▶ **TASK BRIEF**
Using the entries below, say how many of the lines carry "Doyle". Write the number alone.
· · · · · · ·
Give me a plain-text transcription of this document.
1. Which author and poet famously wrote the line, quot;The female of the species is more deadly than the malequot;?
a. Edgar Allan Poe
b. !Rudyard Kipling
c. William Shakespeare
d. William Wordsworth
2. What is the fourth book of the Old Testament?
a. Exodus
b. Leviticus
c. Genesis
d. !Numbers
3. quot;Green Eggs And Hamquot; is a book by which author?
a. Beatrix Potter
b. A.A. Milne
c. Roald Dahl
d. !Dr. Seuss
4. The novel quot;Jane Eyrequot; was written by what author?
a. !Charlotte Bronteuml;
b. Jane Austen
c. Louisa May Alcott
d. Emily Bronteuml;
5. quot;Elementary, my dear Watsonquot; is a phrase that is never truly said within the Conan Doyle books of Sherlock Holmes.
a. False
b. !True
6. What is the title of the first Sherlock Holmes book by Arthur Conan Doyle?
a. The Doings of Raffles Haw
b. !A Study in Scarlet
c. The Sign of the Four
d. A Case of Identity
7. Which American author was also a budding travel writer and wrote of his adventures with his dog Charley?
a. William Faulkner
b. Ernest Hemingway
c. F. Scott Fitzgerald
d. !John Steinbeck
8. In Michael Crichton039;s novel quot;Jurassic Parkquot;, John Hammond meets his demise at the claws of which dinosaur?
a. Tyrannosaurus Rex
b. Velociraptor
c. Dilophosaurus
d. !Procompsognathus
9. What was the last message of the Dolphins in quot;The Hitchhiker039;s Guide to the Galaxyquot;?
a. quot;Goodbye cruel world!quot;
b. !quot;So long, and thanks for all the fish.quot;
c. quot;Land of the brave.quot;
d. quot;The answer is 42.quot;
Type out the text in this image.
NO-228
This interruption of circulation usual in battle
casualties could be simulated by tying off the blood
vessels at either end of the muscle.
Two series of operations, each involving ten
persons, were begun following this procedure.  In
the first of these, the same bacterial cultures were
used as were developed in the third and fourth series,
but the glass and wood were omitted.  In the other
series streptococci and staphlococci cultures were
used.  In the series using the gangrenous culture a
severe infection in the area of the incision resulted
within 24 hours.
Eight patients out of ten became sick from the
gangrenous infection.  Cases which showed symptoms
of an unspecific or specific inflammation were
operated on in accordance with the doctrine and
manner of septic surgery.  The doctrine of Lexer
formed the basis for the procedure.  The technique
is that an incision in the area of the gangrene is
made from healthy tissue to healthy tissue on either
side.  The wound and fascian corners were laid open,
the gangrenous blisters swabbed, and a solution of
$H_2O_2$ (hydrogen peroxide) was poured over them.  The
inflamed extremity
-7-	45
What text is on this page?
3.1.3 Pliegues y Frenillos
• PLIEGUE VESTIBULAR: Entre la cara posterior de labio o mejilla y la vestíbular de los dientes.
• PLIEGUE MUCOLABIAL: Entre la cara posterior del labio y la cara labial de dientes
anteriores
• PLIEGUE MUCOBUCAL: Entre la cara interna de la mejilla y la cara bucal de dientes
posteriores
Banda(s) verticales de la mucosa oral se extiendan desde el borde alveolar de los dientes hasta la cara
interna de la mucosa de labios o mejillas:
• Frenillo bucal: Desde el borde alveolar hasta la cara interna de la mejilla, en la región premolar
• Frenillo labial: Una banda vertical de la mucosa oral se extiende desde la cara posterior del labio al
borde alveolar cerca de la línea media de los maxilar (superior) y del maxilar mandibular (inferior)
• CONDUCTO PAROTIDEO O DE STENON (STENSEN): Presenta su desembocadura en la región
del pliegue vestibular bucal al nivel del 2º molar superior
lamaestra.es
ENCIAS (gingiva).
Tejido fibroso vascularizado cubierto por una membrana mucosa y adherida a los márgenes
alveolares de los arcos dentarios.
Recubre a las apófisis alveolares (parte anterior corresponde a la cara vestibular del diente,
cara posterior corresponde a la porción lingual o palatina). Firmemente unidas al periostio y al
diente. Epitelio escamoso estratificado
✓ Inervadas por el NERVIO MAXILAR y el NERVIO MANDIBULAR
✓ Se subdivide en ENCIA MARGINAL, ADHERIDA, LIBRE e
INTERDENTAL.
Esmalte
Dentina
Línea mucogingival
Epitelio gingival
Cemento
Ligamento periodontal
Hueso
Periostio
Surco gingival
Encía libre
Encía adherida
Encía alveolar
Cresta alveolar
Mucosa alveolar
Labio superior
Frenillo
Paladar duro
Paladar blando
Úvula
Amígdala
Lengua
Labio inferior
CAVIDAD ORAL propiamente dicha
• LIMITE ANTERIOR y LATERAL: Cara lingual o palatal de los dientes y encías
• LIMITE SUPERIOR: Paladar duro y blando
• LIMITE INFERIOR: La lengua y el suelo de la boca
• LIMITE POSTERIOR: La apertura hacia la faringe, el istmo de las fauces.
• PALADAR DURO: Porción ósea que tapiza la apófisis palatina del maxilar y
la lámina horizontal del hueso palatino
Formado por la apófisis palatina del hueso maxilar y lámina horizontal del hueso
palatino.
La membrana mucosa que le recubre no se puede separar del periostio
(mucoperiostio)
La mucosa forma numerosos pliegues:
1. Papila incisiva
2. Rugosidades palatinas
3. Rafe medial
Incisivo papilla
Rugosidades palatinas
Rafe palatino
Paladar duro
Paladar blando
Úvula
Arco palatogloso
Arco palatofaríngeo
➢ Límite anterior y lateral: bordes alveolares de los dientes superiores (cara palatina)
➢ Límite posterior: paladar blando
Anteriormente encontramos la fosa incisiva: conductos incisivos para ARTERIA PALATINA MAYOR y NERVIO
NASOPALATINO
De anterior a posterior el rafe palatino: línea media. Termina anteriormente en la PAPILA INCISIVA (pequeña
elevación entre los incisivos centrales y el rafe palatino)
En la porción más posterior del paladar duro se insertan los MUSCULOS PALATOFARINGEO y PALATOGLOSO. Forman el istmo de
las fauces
· · · · · · ·
▶ **ANSWER BELOW**
2